* **Given exercise**:
Give back each entry unchanged, minus pictures.

* **Data**:
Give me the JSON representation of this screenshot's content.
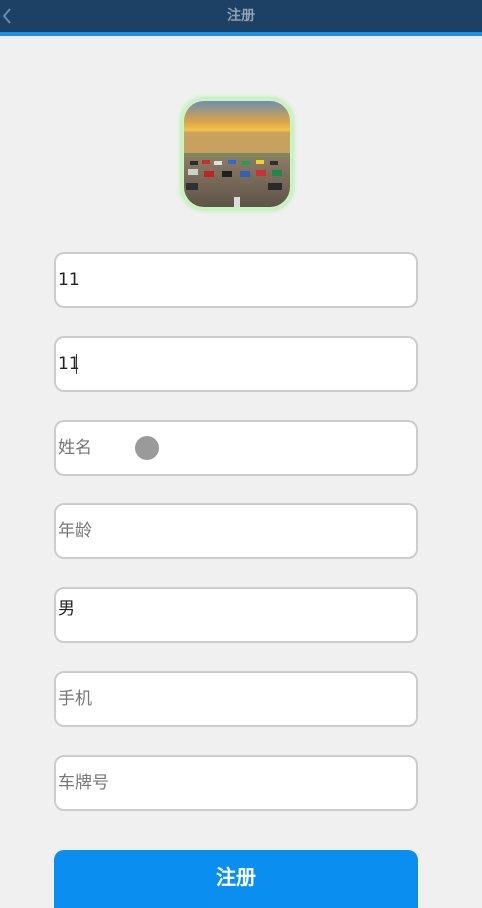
{
  "header": {
    "title": "注册",
    "back_icon": "chevron-left-icon",
    "bar_color": "#1c4164",
    "accent_color": "#1e90e6"
  },
  "form": {
    "username_value": "11",
    "password_value": "11",
    "name_placeholder": "姓名",
    "age_placeholder": "年龄",
    "gender_value": "男",
    "phone_placeholder": "手机",
    "plate_placeholder": "车牌号"
  },
  "submit": {
    "label": "注册",
    "color": "#0a8ff0"
  }
}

* **Final result**:
Give me the JSON representation of this screenshot's content.
{
  "header": {
    "title": "注册",
    "back_icon": "chevron-left-icon",
    "bar_color": "#1c4164",
    "accent_color": "#1e90e6"
  },
  "form": {
    "username_value": "11",
    "password_value": "11",
    "name_placeholder": "姓名",
    "age_placeholder": "年龄",
    "gender_value": "男",
    "phone_placeholder": "手机",
    "plate_placeholder": "车牌号"
  },
  "submit": {
    "label": "注册",
    "color": "#0a8ff0"
  }
}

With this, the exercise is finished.